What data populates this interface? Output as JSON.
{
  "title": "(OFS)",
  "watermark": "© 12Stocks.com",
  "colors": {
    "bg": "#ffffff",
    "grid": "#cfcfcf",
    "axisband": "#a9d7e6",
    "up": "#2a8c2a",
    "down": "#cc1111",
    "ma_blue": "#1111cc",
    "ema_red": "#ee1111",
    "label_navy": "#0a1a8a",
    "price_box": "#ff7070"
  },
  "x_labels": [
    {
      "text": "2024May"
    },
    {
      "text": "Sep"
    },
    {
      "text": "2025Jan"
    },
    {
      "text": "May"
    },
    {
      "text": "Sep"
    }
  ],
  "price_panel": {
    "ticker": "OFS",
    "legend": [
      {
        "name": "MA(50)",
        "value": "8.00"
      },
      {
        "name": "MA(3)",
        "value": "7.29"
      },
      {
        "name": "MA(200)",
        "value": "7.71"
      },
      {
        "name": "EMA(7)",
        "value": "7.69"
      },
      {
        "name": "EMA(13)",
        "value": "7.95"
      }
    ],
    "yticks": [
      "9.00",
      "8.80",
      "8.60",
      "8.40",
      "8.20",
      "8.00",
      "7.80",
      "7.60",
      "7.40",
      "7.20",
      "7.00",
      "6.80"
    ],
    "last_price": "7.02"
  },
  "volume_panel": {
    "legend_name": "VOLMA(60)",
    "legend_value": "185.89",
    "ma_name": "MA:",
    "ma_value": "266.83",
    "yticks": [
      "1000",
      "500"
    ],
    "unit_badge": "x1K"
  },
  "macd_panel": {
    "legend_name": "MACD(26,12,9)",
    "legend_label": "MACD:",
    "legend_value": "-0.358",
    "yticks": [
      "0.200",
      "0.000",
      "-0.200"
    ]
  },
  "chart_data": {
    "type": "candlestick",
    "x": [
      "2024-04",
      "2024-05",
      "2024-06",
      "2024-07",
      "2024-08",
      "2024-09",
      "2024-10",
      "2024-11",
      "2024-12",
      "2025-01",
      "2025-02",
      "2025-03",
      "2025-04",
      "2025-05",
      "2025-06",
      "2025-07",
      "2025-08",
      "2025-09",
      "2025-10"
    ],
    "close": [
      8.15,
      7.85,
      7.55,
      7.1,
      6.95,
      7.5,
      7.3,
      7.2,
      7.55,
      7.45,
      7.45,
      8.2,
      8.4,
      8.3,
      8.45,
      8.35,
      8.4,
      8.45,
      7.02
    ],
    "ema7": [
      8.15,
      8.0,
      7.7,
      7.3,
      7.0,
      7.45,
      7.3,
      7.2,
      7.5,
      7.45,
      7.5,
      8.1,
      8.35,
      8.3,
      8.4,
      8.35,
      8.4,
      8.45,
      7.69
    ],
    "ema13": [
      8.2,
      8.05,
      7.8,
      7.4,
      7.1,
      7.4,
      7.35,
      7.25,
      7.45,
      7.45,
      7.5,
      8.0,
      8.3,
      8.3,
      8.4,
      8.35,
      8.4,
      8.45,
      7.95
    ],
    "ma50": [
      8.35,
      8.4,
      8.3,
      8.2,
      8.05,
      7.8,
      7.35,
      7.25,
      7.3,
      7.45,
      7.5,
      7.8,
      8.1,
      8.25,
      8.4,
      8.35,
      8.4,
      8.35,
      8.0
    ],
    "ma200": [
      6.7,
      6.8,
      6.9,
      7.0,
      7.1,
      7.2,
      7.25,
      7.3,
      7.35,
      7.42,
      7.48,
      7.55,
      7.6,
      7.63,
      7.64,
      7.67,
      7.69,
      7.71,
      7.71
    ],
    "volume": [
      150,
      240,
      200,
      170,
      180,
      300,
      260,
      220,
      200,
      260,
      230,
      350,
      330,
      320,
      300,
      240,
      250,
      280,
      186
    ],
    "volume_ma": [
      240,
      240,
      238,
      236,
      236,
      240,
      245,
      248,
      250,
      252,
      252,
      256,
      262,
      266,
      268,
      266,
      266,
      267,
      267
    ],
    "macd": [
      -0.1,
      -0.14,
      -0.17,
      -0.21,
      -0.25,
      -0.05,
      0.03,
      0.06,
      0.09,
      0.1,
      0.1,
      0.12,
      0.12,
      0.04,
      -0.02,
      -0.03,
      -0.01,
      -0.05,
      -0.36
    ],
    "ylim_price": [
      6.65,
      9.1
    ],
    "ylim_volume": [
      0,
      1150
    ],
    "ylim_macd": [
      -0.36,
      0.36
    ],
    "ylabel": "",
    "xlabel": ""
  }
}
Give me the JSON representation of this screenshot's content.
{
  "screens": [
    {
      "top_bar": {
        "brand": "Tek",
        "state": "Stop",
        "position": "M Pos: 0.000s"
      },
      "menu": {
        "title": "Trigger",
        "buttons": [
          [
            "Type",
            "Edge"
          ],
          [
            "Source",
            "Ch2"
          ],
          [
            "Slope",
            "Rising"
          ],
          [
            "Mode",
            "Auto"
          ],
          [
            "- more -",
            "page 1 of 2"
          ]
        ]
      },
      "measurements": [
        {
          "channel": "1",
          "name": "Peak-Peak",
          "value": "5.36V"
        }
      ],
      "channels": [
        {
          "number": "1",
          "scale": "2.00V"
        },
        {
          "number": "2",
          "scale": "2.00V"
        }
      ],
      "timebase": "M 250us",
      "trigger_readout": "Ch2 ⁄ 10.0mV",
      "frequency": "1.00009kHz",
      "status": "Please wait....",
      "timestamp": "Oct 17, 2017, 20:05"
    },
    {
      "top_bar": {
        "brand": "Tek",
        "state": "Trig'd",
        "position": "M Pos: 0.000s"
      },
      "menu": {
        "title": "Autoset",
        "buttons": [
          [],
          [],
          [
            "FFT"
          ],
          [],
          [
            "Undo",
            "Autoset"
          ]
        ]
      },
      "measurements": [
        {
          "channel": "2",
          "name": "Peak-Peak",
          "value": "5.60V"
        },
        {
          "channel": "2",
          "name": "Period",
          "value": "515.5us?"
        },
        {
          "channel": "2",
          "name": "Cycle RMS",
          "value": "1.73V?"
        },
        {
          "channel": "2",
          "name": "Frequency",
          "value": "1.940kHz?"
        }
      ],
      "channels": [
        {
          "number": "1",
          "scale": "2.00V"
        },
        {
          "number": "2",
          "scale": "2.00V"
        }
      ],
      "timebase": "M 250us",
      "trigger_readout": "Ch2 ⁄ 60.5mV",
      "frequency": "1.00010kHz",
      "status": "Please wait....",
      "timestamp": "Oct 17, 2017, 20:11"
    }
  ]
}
^^^^^^^^
> _YOUR GOAL_
The full set of records should be duplicated exactly.

> _THE ANSWER_
What data populates this interface? Output as JSON.
{
  "title": "(OFS)",
  "watermark": "© 12Stocks.com",
  "colors": {
    "bg": "#ffffff",
    "grid": "#cfcfcf",
    "axisband": "#a9d7e6",
    "up": "#2a8c2a",
    "down": "#cc1111",
    "ma_blue": "#1111cc",
    "ema_red": "#ee1111",
    "label_navy": "#0a1a8a",
    "price_box": "#ff7070"
  },
  "x_labels": [
    {
      "text": "2024May"
    },
    {
      "text": "Sep"
    },
    {
      "text": "2025Jan"
    },
    {
      "text": "May"
    },
    {
      "text": "Sep"
    }
  ],
  "price_panel": {
    "ticker": "OFS",
    "legend": [
      {
        "name": "MA(50)",
        "value": "8.00"
      },
      {
        "name": "MA(3)",
        "value": "7.29"
      },
      {
        "name": "MA(200)",
        "value": "7.71"
      },
      {
        "name": "EMA(7)",
        "value": "7.69"
      },
      {
        "name": "EMA(13)",
        "value": "7.95"
      }
    ],
    "yticks": [
      "9.00",
      "8.80",
      "8.60",
      "8.40",
      "8.20",
      "8.00",
      "7.80",
      "7.60",
      "7.40",
      "7.20",
      "7.00",
      "6.80"
    ],
    "last_price": "7.02"
  },
  "volume_panel": {
    "legend_name": "VOLMA(60)",
    "legend_value": "185.89",
    "ma_name": "MA:",
    "ma_value": "266.83",
    "yticks": [
      "1000",
      "500"
    ],
    "unit_badge": "x1K"
  },
  "macd_panel": {
    "legend_name": "MACD(26,12,9)",
    "legend_label": "MACD:",
    "legend_value": "-0.358",
    "yticks": [
      "0.200",
      "0.000",
      "-0.200"
    ]
  },
  "chart_data": {
    "type": "candlestick",
    "x": [
      "2024-04",
      "2024-05",
      "2024-06",
      "2024-07",
      "2024-08",
      "2024-09",
      "2024-10",
      "2024-11",
      "2024-12",
      "2025-01",
      "2025-02",
      "2025-03",
      "2025-04",
      "2025-05",
      "2025-06",
      "2025-07",
      "2025-08",
      "2025-09",
      "2025-10"
    ],
    "close": [
      8.15,
      7.85,
      7.55,
      7.1,
      6.95,
      7.5,
      7.3,
      7.2,
      7.55,
      7.45,
      7.45,
      8.2,
      8.4,
      8.3,
      8.45,
      8.35,
      8.4,
      8.45,
      7.02
    ],
    "ema7": [
      8.15,
      8.0,
      7.7,
      7.3,
      7.0,
      7.45,
      7.3,
      7.2,
      7.5,
      7.45,
      7.5,
      8.1,
      8.35,
      8.3,
      8.4,
      8.35,
      8.4,
      8.45,
      7.69
    ],
    "ema13": [
      8.2,
      8.05,
      7.8,
      7.4,
      7.1,
      7.4,
      7.35,
      7.25,
      7.45,
      7.45,
      7.5,
      8.0,
      8.3,
      8.3,
      8.4,
      8.35,
      8.4,
      8.45,
      7.95
    ],
    "ma50": [
      8.35,
      8.4,
      8.3,
      8.2,
      8.05,
      7.8,
      7.35,
      7.25,
      7.3,
      7.45,
      7.5,
      7.8,
      8.1,
      8.25,
      8.4,
      8.35,
      8.4,
      8.35,
      8.0
    ],
    "ma200": [
      6.7,
      6.8,
      6.9,
      7.0,
      7.1,
      7.2,
      7.25,
      7.3,
      7.35,
      7.42,
      7.48,
      7.55,
      7.6,
      7.63,
      7.64,
      7.67,
      7.69,
      7.71,
      7.71
    ],
    "volume": [
      150,
      240,
      200,
      170,
      180,
      300,
      260,
      220,
      200,
      260,
      230,
      350,
      330,
      320,
      300,
      240,
      250,
      280,
      186
    ],
    "volume_ma": [
      240,
      240,
      238,
      236,
      236,
      240,
      245,
      248,
      250,
      252,
      252,
      256,
      262,
      266,
      268,
      266,
      266,
      267,
      267
    ],
    "macd": [
      -0.1,
      -0.14,
      -0.17,
      -0.21,
      -0.25,
      -0.05,
      0.03,
      0.06,
      0.09,
      0.1,
      0.1,
      0.12,
      0.12,
      0.04,
      -0.02,
      -0.03,
      -0.01,
      -0.05,
      -0.36
    ],
    "ylim_price": [
      6.65,
      9.1
    ],
    "ylim_volume": [
      0,
      1150
    ],
    "ylim_macd": [
      -0.36,
      0.36
    ],
    "ylabel": "",
    "xlabel": ""
  }
}
Give me the JSON representation of this screenshot's content.
{
  "screens": [
    {
      "top_bar": {
        "brand": "Tek",
        "state": "Stop",
        "position": "M Pos: 0.000s"
      },
      "menu": {
        "title": "Trigger",
        "buttons": [
          [
            "Type",
            "Edge"
          ],
          [
            "Source",
            "Ch2"
          ],
          [
            "Slope",
            "Rising"
          ],
          [
            "Mode",
            "Auto"
          ],
          [
            "- more -",
            "page 1 of 2"
          ]
        ]
      },
      "measurements": [
        {
          "channel": "1",
          "name": "Peak-Peak",
          "value": "5.36V"
        }
      ],
      "channels": [
        {
          "number": "1",
          "scale": "2.00V"
        },
        {
          "number": "2",
          "scale": "2.00V"
        }
      ],
      "timebase": "M 250us",
      "trigger_readout": "Ch2 ⁄ 10.0mV",
      "frequency": "1.00009kHz",
      "status": "Please wait....",
      "timestamp": "Oct 17, 2017, 20:05"
    },
    {
      "top_bar": {
        "brand": "Tek",
        "state": "Trig'd",
        "position": "M Pos: 0.000s"
      },
      "menu": {
        "title": "Autoset",
        "buttons": [
          [],
          [],
          [
            "FFT"
          ],
          [],
          [
            "Undo",
            "Autoset"
          ]
        ]
      },
      "measurements": [
        {
          "channel": "2",
          "name": "Peak-Peak",
          "value": "5.60V"
        },
        {
          "channel": "2",
          "name": "Period",
          "value": "515.5us?"
        },
        {
          "channel": "2",
          "name": "Cycle RMS",
          "value": "1.73V?"
        },
        {
          "channel": "2",
          "name": "Frequency",
          "value": "1.940kHz?"
        }
      ],
      "channels": [
        {
          "number": "1",
          "scale": "2.00V"
        },
        {
          "number": "2",
          "scale": "2.00V"
        }
      ],
      "timebase": "M 250us",
      "trigger_readout": "Ch2 ⁄ 60.5mV",
      "frequency": "1.00010kHz",
      "status": "Please wait....",
      "timestamp": "Oct 17, 2017, 20:11"
    }
  ]
}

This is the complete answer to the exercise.